- EXERCISE BRIEF
Beginning with the line containing "What data populates" and ending with the last line of the records, set down every line exactly.

- Part of a data file

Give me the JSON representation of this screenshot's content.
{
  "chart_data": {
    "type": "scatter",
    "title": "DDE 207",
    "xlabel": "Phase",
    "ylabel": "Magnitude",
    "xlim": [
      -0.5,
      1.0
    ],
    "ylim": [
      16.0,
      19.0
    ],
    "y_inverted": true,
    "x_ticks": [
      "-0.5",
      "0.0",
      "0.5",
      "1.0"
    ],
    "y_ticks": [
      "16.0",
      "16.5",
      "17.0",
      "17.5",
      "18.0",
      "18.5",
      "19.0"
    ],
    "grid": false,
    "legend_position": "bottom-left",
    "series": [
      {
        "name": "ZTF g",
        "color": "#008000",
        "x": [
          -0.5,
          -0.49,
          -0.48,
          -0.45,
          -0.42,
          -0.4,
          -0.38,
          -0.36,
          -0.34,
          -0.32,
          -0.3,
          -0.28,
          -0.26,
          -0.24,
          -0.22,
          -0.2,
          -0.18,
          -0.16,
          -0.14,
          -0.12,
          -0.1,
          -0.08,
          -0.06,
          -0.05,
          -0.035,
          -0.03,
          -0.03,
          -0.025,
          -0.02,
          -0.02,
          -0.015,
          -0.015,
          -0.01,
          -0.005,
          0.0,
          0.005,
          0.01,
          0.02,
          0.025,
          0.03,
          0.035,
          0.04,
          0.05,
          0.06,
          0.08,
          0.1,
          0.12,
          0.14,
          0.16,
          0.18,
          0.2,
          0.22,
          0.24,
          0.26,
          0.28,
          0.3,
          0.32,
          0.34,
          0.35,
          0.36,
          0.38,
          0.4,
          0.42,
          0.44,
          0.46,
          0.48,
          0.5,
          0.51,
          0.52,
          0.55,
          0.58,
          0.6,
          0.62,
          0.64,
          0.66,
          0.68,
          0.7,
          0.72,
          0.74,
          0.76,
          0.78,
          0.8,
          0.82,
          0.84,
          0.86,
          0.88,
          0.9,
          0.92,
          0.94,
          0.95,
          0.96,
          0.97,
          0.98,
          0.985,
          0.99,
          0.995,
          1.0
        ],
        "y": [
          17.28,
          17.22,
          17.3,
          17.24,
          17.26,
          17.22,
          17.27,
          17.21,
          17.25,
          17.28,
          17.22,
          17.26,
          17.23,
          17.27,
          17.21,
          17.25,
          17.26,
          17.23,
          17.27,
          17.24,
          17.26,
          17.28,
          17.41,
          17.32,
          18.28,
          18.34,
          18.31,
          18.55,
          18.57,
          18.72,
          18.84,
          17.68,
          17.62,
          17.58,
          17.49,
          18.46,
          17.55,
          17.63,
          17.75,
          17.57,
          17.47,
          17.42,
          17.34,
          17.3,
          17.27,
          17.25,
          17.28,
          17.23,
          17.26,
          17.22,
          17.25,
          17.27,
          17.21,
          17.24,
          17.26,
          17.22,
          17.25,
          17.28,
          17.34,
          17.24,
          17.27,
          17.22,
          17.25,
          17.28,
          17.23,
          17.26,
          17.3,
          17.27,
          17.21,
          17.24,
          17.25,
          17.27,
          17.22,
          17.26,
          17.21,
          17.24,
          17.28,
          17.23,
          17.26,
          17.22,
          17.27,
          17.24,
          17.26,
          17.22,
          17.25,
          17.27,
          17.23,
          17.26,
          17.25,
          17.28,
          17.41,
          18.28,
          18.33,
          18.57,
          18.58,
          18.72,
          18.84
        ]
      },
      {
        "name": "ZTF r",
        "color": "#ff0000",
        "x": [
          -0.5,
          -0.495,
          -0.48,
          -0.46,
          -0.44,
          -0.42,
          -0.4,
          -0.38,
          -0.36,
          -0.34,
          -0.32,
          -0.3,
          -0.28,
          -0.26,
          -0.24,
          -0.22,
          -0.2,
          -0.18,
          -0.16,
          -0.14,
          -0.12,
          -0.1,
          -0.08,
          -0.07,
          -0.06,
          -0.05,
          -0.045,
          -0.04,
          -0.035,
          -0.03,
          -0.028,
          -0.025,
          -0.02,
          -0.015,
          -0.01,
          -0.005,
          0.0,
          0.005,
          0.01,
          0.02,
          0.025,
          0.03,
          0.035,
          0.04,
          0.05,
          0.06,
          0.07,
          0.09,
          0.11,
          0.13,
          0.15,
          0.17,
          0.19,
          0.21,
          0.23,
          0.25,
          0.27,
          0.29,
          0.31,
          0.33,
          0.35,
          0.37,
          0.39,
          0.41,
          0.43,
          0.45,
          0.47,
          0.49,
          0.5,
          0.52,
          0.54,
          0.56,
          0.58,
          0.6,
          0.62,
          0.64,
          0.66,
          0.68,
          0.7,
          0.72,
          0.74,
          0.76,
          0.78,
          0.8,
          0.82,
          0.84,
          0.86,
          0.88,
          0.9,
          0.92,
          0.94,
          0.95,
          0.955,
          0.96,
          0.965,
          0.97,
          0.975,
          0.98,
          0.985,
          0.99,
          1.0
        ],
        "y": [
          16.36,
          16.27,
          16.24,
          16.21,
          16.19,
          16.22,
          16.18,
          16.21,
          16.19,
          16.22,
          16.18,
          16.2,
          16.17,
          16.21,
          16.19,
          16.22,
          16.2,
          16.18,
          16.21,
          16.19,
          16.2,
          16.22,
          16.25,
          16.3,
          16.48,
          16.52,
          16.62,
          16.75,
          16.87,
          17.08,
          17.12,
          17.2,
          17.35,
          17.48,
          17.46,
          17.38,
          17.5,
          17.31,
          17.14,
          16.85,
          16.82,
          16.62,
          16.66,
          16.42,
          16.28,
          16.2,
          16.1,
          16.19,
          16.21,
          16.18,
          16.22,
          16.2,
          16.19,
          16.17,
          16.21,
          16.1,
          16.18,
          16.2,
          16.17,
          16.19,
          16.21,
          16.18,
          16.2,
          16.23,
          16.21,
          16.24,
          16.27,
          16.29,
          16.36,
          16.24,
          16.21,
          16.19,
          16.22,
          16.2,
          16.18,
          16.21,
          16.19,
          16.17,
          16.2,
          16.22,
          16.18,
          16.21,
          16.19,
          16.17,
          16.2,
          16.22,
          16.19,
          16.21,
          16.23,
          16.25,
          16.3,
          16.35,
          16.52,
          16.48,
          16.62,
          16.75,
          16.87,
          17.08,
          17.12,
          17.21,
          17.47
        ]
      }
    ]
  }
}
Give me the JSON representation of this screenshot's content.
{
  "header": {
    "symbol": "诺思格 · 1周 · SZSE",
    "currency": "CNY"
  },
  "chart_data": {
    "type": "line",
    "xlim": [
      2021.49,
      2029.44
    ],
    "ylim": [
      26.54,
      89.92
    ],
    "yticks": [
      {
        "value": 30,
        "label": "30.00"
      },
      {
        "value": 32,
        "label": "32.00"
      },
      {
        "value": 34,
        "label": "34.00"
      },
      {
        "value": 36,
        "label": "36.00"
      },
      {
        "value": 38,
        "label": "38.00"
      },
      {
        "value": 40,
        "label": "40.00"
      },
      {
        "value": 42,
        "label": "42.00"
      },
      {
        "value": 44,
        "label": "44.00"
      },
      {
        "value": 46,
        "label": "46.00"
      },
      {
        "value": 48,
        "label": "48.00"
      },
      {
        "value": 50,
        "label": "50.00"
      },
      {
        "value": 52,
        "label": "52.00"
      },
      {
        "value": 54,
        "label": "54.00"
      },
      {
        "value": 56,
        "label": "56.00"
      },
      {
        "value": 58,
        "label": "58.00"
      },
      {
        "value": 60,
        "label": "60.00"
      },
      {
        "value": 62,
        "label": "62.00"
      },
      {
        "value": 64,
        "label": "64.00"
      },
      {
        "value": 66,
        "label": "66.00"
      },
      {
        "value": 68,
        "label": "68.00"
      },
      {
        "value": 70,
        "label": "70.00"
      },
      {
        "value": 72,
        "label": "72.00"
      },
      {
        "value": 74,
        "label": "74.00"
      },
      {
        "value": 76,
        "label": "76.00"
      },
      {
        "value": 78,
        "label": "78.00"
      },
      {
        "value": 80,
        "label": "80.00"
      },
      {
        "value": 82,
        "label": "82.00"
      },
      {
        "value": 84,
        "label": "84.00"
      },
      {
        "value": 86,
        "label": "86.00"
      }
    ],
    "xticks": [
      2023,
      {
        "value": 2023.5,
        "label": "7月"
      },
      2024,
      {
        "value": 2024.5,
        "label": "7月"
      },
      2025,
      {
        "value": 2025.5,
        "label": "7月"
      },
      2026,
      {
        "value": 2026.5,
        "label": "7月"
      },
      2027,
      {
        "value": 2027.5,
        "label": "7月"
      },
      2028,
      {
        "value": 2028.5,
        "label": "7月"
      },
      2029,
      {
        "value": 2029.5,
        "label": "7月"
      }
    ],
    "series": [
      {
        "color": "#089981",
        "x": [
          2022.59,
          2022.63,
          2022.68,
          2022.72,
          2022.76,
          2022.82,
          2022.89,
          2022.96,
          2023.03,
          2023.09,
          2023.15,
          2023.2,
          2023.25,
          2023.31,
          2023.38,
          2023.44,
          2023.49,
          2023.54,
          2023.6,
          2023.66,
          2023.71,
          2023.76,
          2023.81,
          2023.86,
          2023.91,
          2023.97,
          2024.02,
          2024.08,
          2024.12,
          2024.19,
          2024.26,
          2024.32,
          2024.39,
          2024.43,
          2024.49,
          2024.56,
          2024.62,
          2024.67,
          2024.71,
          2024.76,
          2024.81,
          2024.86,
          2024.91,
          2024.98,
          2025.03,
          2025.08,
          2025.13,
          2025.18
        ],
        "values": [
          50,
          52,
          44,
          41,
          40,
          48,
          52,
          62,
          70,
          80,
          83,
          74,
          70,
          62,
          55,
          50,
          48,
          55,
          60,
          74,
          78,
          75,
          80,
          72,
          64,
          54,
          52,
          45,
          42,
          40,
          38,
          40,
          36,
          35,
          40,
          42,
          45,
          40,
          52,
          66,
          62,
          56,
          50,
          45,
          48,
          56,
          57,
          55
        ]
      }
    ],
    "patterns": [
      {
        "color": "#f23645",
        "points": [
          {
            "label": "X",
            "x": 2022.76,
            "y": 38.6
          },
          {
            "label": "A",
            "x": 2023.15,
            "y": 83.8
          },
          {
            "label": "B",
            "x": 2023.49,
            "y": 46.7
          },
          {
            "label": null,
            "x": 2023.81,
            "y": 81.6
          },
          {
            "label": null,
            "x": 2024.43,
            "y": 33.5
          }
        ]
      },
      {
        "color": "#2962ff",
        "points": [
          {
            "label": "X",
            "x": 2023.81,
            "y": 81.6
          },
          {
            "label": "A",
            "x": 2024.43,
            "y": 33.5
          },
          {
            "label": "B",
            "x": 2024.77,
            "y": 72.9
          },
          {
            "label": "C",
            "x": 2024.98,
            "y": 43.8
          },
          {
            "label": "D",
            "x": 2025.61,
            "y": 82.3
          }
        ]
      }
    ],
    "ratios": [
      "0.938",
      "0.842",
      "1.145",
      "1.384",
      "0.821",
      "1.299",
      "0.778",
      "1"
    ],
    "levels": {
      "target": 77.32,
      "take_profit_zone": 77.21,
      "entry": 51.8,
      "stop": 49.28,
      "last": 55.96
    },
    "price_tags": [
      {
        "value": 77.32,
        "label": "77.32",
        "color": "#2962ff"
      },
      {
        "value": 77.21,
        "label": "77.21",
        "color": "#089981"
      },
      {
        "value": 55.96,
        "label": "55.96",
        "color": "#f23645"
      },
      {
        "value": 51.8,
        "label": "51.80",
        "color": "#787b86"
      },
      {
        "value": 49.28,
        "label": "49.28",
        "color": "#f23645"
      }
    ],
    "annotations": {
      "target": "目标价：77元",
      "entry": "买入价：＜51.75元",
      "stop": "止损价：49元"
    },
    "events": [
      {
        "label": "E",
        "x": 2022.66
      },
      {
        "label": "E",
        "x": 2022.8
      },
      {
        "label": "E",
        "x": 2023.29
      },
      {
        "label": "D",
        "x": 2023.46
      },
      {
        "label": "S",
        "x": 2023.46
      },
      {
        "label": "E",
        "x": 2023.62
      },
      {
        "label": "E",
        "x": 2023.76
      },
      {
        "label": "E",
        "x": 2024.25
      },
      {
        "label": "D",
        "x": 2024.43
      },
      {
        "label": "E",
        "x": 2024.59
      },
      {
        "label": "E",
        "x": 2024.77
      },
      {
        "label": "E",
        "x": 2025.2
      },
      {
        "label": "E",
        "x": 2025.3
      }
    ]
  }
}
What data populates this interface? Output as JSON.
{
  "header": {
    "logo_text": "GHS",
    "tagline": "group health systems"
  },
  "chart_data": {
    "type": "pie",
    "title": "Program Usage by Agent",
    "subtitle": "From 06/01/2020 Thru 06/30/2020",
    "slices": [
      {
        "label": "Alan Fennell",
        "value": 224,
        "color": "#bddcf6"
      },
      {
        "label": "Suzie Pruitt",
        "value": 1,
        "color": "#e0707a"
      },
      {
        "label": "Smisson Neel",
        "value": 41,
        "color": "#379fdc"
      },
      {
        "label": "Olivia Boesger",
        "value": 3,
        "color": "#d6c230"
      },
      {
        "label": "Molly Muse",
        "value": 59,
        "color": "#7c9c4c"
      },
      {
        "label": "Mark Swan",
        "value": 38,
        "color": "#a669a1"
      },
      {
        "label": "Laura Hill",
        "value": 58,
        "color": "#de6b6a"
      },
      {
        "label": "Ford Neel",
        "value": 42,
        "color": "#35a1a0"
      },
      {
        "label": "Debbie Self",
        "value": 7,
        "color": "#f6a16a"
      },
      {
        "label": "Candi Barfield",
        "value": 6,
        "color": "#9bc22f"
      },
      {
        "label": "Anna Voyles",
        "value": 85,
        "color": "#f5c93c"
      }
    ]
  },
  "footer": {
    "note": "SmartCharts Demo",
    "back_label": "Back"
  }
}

- RESPONSE TO THIS TASK
What data populates this interface? Output as JSON.
{
  "header": {
    "logo_text": "GHS",
    "tagline": "group health systems"
  },
  "chart_data": {
    "type": "pie",
    "title": "Program Usage by Agent",
    "subtitle": "From 06/01/2020 Thru 06/30/2020",
    "slices": [
      {
        "label": "Alan Fennell",
        "value": 224,
        "color": "#bddcf6"
      },
      {
        "label": "Suzie Pruitt",
        "value": 1,
        "color": "#e0707a"
      },
      {
        "label": "Smisson Neel",
        "value": 41,
        "color": "#379fdc"
      },
      {
        "label": "Olivia Boesger",
        "value": 3,
        "color": "#d6c230"
      },
      {
        "label": "Molly Muse",
        "value": 59,
        "color": "#7c9c4c"
      },
      {
        "label": "Mark Swan",
        "value": 38,
        "color": "#a669a1"
      },
      {
        "label": "Laura Hill",
        "value": 58,
        "color": "#de6b6a"
      },
      {
        "label": "Ford Neel",
        "value": 42,
        "color": "#35a1a0"
      },
      {
        "label": "Debbie Self",
        "value": 7,
        "color": "#f6a16a"
      },
      {
        "label": "Candi Barfield",
        "value": 6,
        "color": "#9bc22f"
      },
      {
        "label": "Anna Voyles",
        "value": 85,
        "color": "#f5c93c"
      }
    ]
  },
  "footer": {
    "note": "SmartCharts Demo",
    "back_label": "Back"
  }
}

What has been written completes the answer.